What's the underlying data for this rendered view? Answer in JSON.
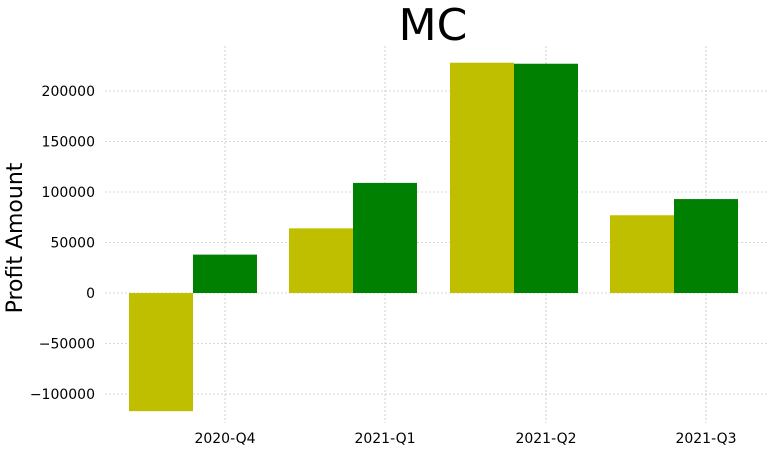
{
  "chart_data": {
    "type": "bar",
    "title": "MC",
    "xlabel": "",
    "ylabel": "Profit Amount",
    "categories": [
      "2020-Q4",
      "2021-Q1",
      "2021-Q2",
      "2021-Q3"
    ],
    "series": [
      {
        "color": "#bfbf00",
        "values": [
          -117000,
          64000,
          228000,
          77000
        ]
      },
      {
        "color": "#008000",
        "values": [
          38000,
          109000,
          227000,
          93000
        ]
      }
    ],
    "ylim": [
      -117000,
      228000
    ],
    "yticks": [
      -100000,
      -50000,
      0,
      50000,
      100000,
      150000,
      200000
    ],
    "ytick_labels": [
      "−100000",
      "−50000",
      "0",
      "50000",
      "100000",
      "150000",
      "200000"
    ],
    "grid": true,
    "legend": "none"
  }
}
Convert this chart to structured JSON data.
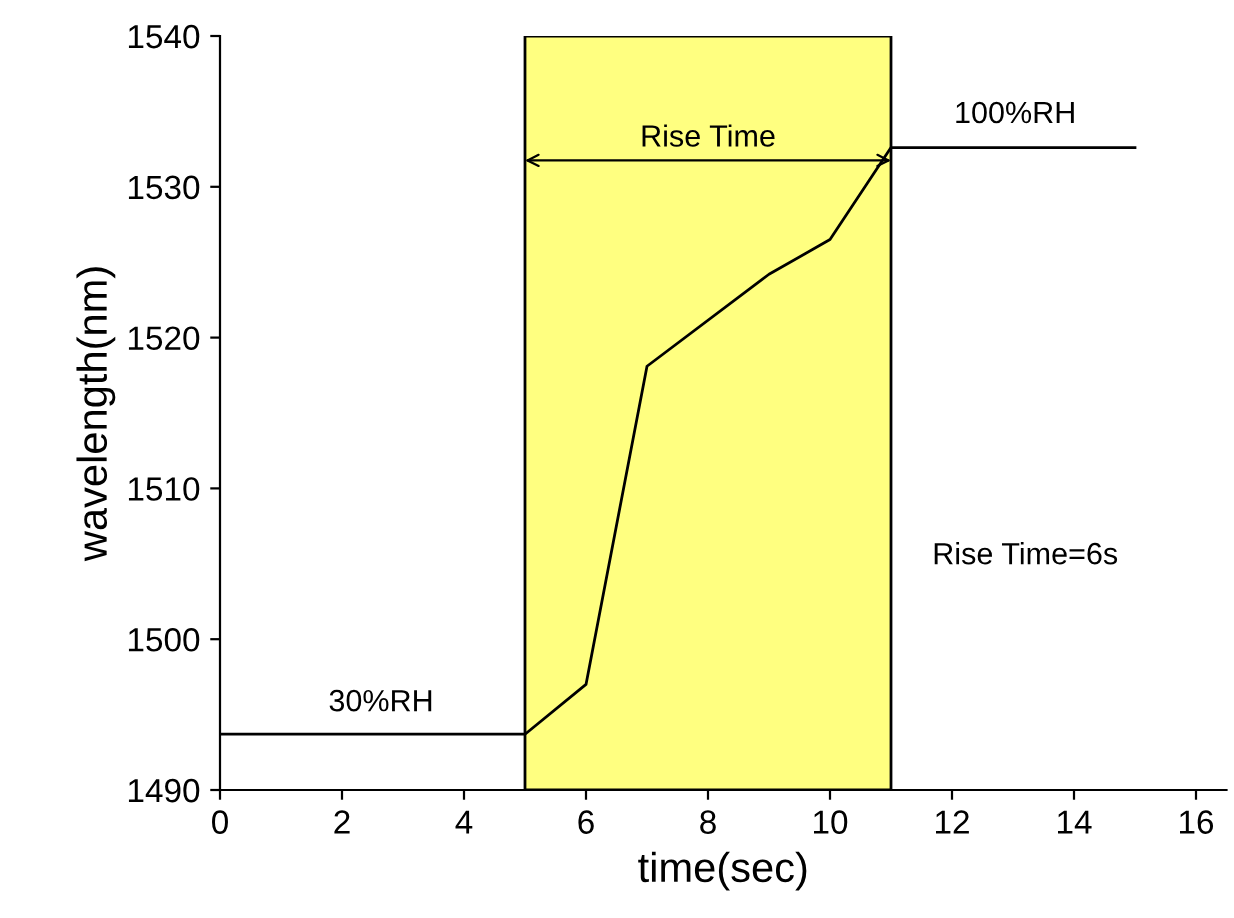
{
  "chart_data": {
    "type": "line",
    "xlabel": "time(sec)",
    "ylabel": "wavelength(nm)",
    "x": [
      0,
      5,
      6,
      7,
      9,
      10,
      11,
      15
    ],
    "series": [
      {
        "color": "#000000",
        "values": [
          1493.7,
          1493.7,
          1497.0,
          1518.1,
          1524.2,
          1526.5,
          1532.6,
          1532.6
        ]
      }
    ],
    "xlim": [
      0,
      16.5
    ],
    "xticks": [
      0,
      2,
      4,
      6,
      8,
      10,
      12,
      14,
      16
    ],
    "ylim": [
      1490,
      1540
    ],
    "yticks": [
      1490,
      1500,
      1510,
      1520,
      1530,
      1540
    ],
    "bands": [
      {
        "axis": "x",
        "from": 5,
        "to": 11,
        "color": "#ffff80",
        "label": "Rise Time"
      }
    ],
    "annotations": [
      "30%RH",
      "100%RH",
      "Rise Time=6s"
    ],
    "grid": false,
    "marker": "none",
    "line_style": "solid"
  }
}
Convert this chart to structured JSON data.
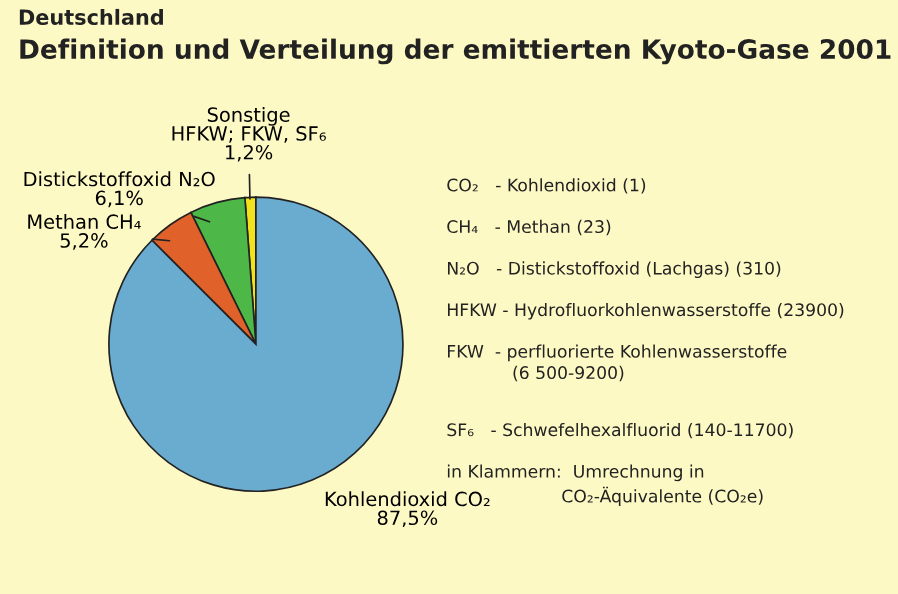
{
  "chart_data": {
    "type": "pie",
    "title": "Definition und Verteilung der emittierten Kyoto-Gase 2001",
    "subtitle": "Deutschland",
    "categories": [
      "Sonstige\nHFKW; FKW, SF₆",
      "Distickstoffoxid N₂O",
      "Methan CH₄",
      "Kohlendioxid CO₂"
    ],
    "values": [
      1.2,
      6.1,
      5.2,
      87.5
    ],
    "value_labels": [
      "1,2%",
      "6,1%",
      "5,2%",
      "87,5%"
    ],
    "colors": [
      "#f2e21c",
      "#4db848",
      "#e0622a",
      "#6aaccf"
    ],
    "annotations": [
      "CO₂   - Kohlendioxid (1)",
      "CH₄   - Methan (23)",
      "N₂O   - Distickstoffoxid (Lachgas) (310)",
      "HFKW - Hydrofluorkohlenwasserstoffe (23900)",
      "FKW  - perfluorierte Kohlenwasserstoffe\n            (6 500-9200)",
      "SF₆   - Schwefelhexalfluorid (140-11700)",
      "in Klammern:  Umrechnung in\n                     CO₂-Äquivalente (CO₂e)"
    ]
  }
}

+ + + + + + +

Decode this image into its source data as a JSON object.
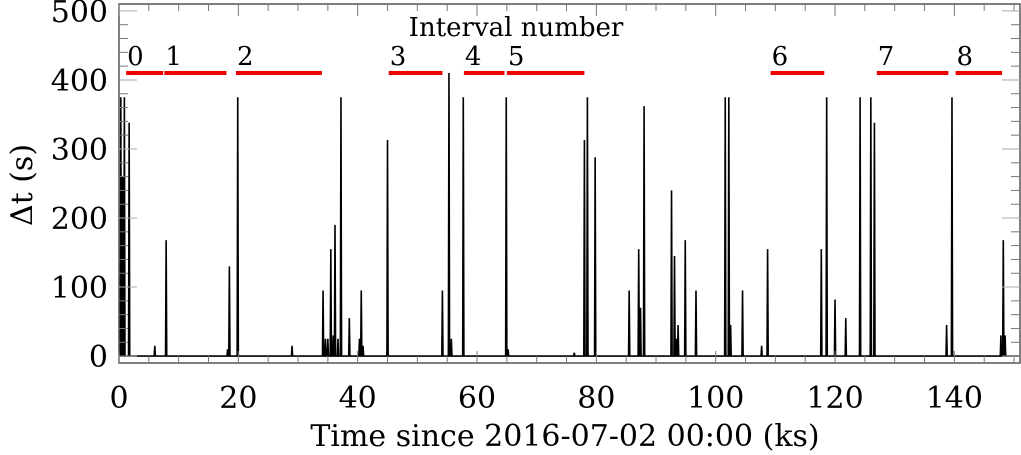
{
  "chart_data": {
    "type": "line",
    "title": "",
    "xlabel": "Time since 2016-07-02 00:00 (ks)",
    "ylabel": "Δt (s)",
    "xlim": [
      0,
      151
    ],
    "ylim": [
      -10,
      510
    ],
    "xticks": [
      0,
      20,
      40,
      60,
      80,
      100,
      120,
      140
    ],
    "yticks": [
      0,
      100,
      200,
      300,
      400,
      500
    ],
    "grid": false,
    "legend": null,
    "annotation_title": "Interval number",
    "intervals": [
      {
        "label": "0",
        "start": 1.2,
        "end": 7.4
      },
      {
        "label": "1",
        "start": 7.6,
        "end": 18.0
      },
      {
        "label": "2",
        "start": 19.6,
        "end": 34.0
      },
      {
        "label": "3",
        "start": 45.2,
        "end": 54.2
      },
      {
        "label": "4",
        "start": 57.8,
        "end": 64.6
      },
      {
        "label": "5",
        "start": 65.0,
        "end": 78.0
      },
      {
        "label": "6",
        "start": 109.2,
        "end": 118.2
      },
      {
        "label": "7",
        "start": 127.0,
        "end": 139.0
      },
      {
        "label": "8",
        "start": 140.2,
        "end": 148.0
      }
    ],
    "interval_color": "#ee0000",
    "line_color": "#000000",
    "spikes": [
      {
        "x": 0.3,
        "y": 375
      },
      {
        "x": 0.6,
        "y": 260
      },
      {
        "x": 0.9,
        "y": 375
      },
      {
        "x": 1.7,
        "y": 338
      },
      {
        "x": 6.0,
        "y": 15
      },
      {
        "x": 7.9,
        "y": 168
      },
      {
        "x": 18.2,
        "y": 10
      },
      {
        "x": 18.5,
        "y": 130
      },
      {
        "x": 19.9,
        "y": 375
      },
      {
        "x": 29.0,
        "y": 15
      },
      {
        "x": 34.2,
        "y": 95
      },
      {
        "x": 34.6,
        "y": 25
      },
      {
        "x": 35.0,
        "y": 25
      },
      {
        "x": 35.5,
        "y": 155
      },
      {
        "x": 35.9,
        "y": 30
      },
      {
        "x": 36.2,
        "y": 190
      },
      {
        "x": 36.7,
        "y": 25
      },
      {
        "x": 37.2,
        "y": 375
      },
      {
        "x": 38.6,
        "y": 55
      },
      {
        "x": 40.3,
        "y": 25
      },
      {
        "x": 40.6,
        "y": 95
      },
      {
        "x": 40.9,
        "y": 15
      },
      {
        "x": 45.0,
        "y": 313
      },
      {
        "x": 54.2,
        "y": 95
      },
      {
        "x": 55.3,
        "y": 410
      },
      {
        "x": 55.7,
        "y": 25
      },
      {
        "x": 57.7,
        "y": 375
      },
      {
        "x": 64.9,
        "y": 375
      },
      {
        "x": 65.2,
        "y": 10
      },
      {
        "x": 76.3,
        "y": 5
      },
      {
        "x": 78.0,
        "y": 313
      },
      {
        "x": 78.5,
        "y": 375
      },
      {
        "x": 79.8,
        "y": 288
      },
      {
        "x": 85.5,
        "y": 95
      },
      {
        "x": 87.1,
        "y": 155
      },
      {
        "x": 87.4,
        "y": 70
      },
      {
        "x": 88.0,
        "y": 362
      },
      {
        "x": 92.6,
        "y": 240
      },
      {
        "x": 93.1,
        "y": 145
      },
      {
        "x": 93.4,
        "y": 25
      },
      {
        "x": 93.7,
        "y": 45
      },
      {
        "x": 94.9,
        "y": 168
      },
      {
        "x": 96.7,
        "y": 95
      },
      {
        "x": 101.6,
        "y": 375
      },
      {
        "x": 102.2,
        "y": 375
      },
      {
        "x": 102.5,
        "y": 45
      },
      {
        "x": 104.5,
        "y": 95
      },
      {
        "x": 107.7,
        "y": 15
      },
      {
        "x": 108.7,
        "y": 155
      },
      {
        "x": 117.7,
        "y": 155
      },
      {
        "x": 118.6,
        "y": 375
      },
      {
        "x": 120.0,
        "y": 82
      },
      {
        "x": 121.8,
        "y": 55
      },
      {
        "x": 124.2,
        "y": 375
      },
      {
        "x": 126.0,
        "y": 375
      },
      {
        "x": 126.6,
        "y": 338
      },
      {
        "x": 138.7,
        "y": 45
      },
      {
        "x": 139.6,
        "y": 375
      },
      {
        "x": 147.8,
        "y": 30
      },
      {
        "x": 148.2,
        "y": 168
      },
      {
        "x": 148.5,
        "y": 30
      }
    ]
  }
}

+ + + + + + +

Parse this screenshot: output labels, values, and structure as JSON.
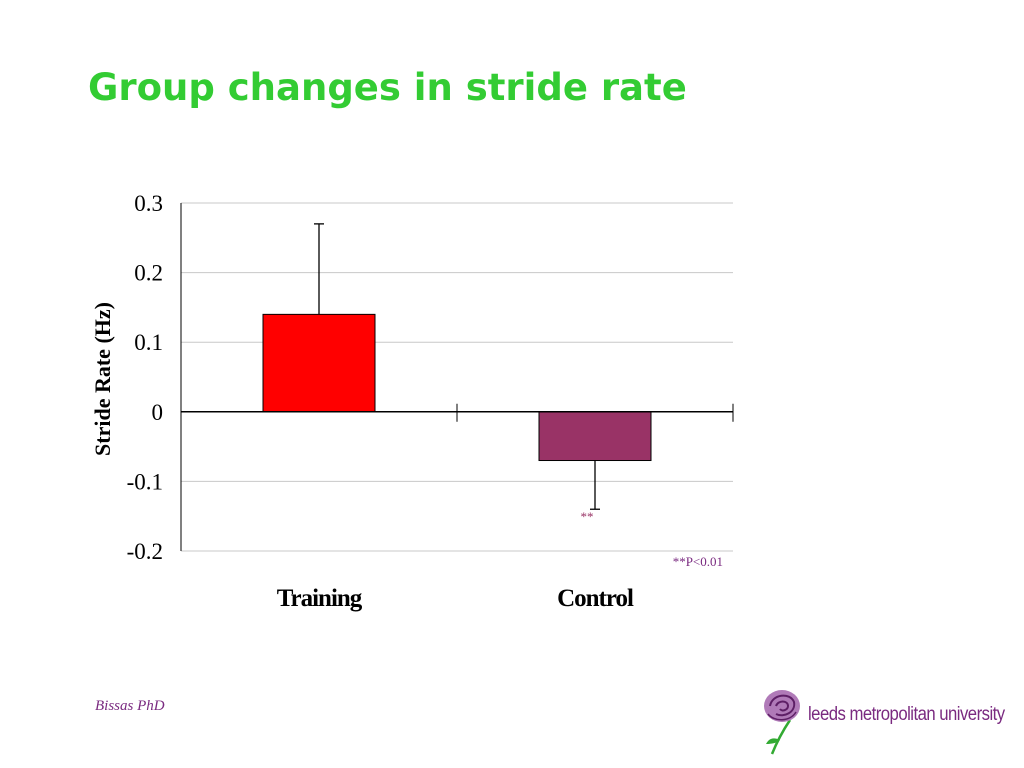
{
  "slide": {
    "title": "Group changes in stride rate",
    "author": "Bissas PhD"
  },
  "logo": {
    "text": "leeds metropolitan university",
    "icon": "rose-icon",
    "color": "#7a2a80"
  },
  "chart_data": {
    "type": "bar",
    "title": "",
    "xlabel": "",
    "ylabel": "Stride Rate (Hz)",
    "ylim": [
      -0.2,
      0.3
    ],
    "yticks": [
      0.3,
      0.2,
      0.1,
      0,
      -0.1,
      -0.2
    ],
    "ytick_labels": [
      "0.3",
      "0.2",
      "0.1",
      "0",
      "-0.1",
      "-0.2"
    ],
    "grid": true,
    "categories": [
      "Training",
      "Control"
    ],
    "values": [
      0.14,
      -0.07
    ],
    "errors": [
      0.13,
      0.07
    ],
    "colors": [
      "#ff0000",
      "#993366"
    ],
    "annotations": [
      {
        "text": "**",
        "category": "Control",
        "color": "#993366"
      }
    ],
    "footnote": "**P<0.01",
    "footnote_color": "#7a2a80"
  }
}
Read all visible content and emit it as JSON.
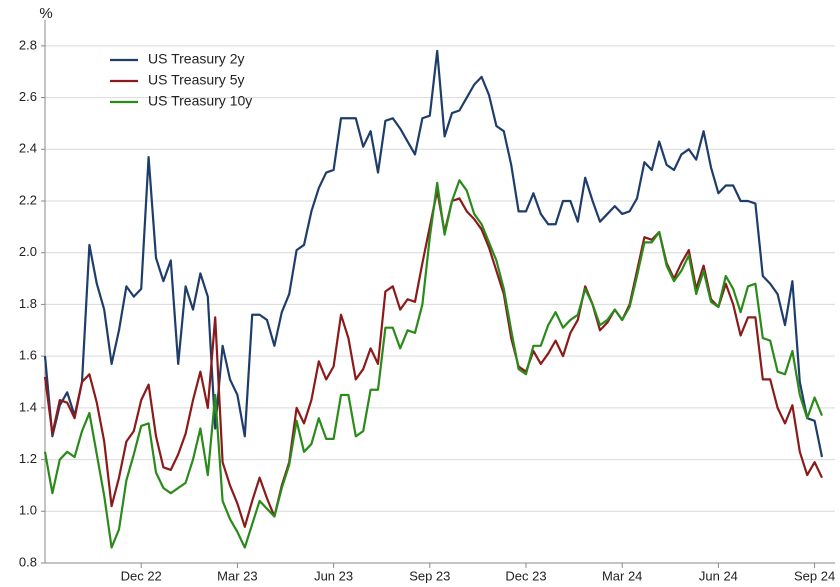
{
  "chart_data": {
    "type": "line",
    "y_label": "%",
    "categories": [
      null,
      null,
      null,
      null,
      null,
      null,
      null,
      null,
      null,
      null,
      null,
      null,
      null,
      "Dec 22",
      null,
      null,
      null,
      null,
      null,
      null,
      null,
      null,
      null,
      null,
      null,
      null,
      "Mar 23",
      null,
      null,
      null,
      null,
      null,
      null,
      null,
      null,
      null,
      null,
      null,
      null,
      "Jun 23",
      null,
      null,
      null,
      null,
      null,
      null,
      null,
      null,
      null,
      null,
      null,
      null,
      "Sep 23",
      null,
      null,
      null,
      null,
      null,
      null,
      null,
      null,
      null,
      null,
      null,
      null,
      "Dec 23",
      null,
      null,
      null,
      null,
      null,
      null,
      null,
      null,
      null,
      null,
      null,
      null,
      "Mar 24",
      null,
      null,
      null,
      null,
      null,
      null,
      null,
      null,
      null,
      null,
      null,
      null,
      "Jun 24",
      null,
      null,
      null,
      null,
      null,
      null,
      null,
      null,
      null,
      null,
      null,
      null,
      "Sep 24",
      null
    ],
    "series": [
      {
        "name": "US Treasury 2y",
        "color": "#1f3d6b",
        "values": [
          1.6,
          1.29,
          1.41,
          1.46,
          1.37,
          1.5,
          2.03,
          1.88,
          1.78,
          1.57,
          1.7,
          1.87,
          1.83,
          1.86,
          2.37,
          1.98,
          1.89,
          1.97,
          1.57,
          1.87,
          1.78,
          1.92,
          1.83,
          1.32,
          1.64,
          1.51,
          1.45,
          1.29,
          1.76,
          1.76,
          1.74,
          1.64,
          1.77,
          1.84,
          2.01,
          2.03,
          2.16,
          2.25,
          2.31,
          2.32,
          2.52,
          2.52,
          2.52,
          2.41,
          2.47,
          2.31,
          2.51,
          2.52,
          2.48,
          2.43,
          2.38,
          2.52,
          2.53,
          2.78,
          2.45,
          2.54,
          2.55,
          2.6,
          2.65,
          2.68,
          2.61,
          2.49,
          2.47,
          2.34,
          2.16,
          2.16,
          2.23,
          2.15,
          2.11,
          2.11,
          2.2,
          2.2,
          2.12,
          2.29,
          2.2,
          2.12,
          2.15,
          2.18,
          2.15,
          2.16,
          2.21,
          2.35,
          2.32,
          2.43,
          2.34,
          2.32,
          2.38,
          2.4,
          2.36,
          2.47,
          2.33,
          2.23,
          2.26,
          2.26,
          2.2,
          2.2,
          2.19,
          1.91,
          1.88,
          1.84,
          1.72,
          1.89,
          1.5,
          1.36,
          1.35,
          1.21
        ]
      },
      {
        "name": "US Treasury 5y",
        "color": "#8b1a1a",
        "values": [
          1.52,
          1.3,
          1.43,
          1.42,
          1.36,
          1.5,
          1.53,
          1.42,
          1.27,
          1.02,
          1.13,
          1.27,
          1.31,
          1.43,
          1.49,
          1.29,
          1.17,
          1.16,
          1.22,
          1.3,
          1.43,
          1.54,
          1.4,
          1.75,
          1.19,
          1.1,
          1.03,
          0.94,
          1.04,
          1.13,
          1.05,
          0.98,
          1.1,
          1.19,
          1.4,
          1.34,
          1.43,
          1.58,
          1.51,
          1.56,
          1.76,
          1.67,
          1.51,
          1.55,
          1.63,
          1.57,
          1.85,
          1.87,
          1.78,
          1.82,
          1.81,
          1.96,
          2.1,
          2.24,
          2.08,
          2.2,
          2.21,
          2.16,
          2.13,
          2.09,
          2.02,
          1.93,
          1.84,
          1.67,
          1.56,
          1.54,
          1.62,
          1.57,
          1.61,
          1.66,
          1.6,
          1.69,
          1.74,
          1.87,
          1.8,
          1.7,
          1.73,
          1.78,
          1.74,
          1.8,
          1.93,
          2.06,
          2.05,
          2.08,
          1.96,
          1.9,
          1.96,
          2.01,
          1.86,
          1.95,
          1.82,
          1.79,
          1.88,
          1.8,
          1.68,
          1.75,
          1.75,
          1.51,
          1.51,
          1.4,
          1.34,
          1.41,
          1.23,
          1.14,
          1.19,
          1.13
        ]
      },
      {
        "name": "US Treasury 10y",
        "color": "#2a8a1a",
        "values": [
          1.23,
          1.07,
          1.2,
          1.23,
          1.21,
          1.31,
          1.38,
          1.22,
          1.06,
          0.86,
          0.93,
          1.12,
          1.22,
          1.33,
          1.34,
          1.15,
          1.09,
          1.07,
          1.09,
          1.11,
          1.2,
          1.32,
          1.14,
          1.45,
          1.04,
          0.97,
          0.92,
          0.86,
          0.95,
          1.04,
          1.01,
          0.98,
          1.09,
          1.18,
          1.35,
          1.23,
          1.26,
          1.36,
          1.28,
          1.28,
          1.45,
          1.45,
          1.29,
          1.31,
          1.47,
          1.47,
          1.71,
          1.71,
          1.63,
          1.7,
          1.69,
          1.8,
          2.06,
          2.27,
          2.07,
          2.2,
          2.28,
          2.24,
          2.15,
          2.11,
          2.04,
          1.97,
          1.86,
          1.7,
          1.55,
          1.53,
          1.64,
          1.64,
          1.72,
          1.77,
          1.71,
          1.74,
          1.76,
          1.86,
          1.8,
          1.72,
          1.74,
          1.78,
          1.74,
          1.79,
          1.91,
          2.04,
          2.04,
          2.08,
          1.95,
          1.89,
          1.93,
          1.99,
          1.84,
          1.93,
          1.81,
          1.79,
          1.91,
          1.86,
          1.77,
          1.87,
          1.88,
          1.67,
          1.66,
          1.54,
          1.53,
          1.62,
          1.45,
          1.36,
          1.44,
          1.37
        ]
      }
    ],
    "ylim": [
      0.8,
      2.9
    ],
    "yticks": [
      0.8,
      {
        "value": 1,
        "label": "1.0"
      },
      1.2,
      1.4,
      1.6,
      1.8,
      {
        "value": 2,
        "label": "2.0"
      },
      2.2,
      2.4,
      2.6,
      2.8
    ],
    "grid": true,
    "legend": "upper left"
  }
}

+ + + + + + +

Look over the records above and copy each line that includes the string "ylabel".

    "ylabel": "Profit Amount",
    "ylabel": "wavelength(nm)",
    "ylabel": "Δt (s)",
    "ylabel": "Stride Rate (Hz)",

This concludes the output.